| Your goal |
Reproduce every one of the entries below word for word, keeping each line in its original order.

-------- Material to process

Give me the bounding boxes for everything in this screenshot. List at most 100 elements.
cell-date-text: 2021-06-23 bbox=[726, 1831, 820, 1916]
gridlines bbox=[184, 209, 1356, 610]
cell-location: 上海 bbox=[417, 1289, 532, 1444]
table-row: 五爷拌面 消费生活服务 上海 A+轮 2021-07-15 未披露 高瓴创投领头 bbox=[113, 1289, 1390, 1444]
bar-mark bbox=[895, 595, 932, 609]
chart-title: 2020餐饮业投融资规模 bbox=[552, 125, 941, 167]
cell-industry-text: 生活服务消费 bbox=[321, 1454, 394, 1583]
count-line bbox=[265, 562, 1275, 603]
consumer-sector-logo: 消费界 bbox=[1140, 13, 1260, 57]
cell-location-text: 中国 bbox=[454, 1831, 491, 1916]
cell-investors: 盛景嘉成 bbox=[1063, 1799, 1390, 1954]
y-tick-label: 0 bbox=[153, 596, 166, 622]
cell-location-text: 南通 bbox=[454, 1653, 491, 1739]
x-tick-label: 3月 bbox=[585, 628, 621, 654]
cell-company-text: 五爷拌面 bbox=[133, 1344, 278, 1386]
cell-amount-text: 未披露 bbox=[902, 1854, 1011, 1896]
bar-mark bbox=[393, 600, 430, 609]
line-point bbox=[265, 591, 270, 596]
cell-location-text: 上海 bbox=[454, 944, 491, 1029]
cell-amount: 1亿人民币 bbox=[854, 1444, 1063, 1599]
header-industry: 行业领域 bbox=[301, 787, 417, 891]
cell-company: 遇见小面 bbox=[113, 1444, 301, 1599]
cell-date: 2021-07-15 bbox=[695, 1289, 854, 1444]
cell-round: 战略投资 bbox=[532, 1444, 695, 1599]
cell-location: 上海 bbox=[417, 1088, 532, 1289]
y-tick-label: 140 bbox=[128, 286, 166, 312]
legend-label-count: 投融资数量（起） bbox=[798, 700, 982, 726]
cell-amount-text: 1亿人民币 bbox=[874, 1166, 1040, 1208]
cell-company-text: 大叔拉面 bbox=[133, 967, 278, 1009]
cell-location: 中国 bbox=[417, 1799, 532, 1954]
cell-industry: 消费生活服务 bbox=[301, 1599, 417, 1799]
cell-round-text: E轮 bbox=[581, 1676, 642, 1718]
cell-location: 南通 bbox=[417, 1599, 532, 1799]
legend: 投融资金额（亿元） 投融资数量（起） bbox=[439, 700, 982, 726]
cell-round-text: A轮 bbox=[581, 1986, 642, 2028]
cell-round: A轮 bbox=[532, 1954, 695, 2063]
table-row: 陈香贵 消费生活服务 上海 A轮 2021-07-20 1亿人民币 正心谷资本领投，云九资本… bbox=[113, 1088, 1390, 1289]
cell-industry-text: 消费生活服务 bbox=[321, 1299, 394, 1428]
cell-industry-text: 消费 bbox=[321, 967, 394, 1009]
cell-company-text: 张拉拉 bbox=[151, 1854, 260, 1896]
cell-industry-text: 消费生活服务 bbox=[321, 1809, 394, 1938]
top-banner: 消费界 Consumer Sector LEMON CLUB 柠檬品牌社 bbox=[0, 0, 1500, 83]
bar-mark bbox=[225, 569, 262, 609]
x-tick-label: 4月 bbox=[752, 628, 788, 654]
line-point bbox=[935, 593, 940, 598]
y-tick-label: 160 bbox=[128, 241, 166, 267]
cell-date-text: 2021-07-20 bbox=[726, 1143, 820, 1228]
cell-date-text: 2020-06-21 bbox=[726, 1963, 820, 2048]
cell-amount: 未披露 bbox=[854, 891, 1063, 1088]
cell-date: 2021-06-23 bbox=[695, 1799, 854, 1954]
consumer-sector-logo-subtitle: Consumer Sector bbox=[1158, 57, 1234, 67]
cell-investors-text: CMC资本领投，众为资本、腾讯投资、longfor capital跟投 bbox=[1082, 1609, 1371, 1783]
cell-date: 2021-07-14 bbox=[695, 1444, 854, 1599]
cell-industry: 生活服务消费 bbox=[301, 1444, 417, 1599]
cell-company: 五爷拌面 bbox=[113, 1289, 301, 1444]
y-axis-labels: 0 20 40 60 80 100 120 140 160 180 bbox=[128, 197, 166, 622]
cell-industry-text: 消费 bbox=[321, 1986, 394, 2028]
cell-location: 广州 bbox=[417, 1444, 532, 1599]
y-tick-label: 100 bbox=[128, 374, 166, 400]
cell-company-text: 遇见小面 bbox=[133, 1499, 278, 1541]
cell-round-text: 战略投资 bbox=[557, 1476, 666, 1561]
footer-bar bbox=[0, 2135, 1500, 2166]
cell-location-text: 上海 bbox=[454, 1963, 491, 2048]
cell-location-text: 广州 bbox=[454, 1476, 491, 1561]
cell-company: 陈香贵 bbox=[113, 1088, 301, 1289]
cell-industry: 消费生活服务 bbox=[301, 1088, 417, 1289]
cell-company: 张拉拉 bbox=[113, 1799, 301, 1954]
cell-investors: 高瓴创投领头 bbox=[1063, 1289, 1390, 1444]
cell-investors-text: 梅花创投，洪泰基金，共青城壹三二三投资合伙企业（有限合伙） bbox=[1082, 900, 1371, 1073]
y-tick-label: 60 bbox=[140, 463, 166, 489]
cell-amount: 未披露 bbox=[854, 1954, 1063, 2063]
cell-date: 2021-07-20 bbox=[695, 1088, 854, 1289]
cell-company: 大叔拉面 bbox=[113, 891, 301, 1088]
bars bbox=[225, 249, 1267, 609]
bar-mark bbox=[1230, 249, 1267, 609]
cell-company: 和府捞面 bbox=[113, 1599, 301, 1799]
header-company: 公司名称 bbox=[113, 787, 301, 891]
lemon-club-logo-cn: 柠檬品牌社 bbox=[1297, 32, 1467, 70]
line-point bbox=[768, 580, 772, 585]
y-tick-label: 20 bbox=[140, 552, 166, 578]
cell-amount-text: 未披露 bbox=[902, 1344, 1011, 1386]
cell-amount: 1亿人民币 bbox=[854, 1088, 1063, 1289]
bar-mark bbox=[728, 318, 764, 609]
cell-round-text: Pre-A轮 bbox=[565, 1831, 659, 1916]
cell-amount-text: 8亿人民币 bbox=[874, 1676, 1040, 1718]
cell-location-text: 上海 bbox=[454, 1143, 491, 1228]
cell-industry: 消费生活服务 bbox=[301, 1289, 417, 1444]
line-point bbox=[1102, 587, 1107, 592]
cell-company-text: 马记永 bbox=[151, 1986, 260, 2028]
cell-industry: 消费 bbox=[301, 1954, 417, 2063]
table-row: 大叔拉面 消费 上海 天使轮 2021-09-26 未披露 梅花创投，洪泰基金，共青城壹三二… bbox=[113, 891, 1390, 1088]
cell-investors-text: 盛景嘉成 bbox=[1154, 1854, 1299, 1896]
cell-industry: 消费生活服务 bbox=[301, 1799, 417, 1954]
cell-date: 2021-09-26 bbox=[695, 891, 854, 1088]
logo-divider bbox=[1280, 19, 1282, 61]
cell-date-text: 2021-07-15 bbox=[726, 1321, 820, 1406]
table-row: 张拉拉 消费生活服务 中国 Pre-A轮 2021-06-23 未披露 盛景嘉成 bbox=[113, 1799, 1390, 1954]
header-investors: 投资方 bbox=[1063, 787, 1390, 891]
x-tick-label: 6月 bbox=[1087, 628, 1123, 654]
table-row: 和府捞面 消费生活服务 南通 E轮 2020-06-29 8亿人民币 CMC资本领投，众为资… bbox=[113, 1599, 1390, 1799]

----------------

| Correct output |
Give me the bounding boxes for everything in this screenshot. List at most 100 elements.
cell-date-text: 2021-06-23 bbox=[726, 1831, 820, 1916]
gridlines bbox=[184, 209, 1356, 610]
cell-location: 上海 bbox=[417, 1289, 532, 1444]
table-row: 五爷拌面 消费生活服务 上海 A+轮 2021-07-15 未披露 高瓴创投领头 bbox=[113, 1289, 1390, 1444]
bar-mark bbox=[895, 595, 932, 609]
chart-title: 2020餐饮业投融资规模 bbox=[552, 125, 941, 167]
cell-industry-text: 生活服务消费 bbox=[321, 1454, 394, 1583]
count-line bbox=[265, 562, 1275, 603]
consumer-sector-logo: 消费界 bbox=[1140, 13, 1260, 57]
cell-location-text: 中国 bbox=[454, 1831, 491, 1916]
cell-investors: 盛景嘉成 bbox=[1063, 1799, 1390, 1954]
y-tick-label: 0 bbox=[153, 596, 166, 622]
cell-location-text: 南通 bbox=[454, 1653, 491, 1739]
x-tick-label: 3月 bbox=[585, 628, 621, 654]
cell-company-text: 五爷拌面 bbox=[133, 1344, 278, 1386]
cell-amount-text: 未披露 bbox=[902, 1854, 1011, 1896]
bar-mark bbox=[393, 600, 430, 609]
line-point bbox=[265, 591, 270, 596]
cell-location-text: 上海 bbox=[454, 944, 491, 1029]
cell-amount: 1亿人民币 bbox=[854, 1444, 1063, 1599]
header-industry: 行业领域 bbox=[301, 787, 417, 891]
cell-company: 遇见小面 bbox=[113, 1444, 301, 1599]
cell-date: 2021-07-15 bbox=[695, 1289, 854, 1444]
cell-round: 战略投资 bbox=[532, 1444, 695, 1599]
cell-location: 上海 bbox=[417, 1088, 532, 1289]
y-tick-label: 140 bbox=[128, 286, 166, 312]
legend-label-count: 投融资数量（起） bbox=[798, 700, 982, 726]
cell-amount-text: 1亿人民币 bbox=[874, 1166, 1040, 1208]
cell-company-text: 大叔拉面 bbox=[133, 967, 278, 1009]
cell-location: 中国 bbox=[417, 1799, 532, 1954]
cell-industry: 消费生活服务 bbox=[301, 1599, 417, 1799]
cell-round-text: E轮 bbox=[581, 1676, 642, 1718]
cell-location: 南通 bbox=[417, 1599, 532, 1799]
legend: 投融资金额（亿元） 投融资数量（起） bbox=[439, 700, 982, 726]
cell-round-text: A轮 bbox=[581, 1986, 642, 2028]
cell-round: A轮 bbox=[532, 1954, 695, 2063]
table-row: 陈香贵 消费生活服务 上海 A轮 2021-07-20 1亿人民币 正心谷资本领投，云九资本… bbox=[113, 1088, 1390, 1289]
cell-industry-text: 消费生活服务 bbox=[321, 1299, 394, 1428]
cell-industry-text: 消费 bbox=[321, 967, 394, 1009]
cell-company-text: 张拉拉 bbox=[151, 1854, 260, 1896]
cell-industry-text: 消费生活服务 bbox=[321, 1809, 394, 1938]
top-banner: 消费界 Consumer Sector LEMON CLUB 柠檬品牌社 bbox=[0, 0, 1500, 83]
bar-mark bbox=[225, 569, 262, 609]
x-tick-label: 4月 bbox=[752, 628, 788, 654]
line-point bbox=[935, 593, 940, 598]
y-tick-label: 160 bbox=[128, 241, 166, 267]
cell-date-text: 2021-07-20 bbox=[726, 1143, 820, 1228]
cell-date-text: 2020-06-21 bbox=[726, 1963, 820, 2048]
cell-amount: 未披露 bbox=[854, 891, 1063, 1088]
cell-date: 2021-06-23 bbox=[695, 1799, 854, 1954]
consumer-sector-logo-subtitle: Consumer Sector bbox=[1158, 57, 1234, 67]
cell-investors-text: CMC资本领投，众为资本、腾讯投资、longfor capital跟投 bbox=[1082, 1609, 1371, 1783]
cell-date: 2021-07-14 bbox=[695, 1444, 854, 1599]
cell-industry: 生活服务消费 bbox=[301, 1444, 417, 1599]
cell-company: 五爷拌面 bbox=[113, 1289, 301, 1444]
y-axis-labels: 0 20 40 60 80 100 120 140 160 180 bbox=[128, 197, 166, 622]
cell-industry-text: 消费 bbox=[321, 1986, 394, 2028]
cell-location: 广州 bbox=[417, 1444, 532, 1599]
y-tick-label: 100 bbox=[128, 374, 166, 400]
cell-company-text: 遇见小面 bbox=[133, 1499, 278, 1541]
cell-round-text: 战略投资 bbox=[557, 1476, 666, 1561]
footer-bar bbox=[0, 2135, 1500, 2166]
cell-location-text: 上海 bbox=[454, 1963, 491, 2048]
cell-location-text: 广州 bbox=[454, 1476, 491, 1561]
cell-company: 陈香贵 bbox=[113, 1088, 301, 1289]
cell-industry: 消费生活服务 bbox=[301, 1088, 417, 1289]
cell-company: 张拉拉 bbox=[113, 1799, 301, 1954]
cell-investors: 高瓴创投领头 bbox=[1063, 1289, 1390, 1444]
cell-investors-text: 梅花创投，洪泰基金，共青城壹三二三投资合伙企业（有限合伙） bbox=[1082, 900, 1371, 1073]
y-tick-label: 60 bbox=[140, 463, 166, 489]
cell-amount: 未披露 bbox=[854, 1954, 1063, 2063]
cell-date: 2021-07-20 bbox=[695, 1088, 854, 1289]
cell-company: 大叔拉面 bbox=[113, 891, 301, 1088]
bars bbox=[225, 249, 1267, 609]
bar-mark bbox=[1230, 249, 1267, 609]
cell-company: 和府捞面 bbox=[113, 1599, 301, 1799]
header-company: 公司名称 bbox=[113, 787, 301, 891]
lemon-club-logo-cn: 柠檬品牌社 bbox=[1297, 32, 1467, 70]
line-point bbox=[768, 580, 772, 585]
y-tick-label: 20 bbox=[140, 552, 166, 578]
cell-amount-text: 未披露 bbox=[902, 1344, 1011, 1386]
cell-amount: 1亿人民币 bbox=[854, 1088, 1063, 1289]
bar-mark bbox=[728, 318, 764, 609]
cell-round-text: Pre-A轮 bbox=[565, 1831, 659, 1916]
cell-amount-text: 8亿人民币 bbox=[874, 1676, 1040, 1718]
cell-location-text: 上海 bbox=[454, 1143, 491, 1228]
cell-industry: 消费生活服务 bbox=[301, 1289, 417, 1444]
line-point bbox=[1102, 587, 1107, 592]
cell-company-text: 马记永 bbox=[151, 1986, 260, 2028]
cell-industry: 消费 bbox=[301, 1954, 417, 2063]
table-row: 大叔拉面 消费 上海 天使轮 2021-09-26 未披露 梅花创投，洪泰基金，共青城壹三二… bbox=[113, 891, 1390, 1088]
cell-investors-text: 盛景嘉成 bbox=[1154, 1854, 1299, 1896]
cell-industry: 消费生活服务 bbox=[301, 1799, 417, 1954]
cell-date: 2021-09-26 bbox=[695, 891, 854, 1088]
logo-divider bbox=[1280, 19, 1282, 61]
cell-date-text: 2021-07-15 bbox=[726, 1321, 820, 1406]
table-row: 张拉拉 消费生活服务 中国 Pre-A轮 2021-06-23 未披露 盛景嘉成 bbox=[113, 1799, 1390, 1954]
header-investors: 投资方 bbox=[1063, 787, 1390, 891]
x-tick-label: 6月 bbox=[1087, 628, 1123, 654]
table-row: 和府捞面 消费生活服务 南通 E轮 2020-06-29 8亿人民币 CMC资本领投，众为资… bbox=[113, 1599, 1390, 1799]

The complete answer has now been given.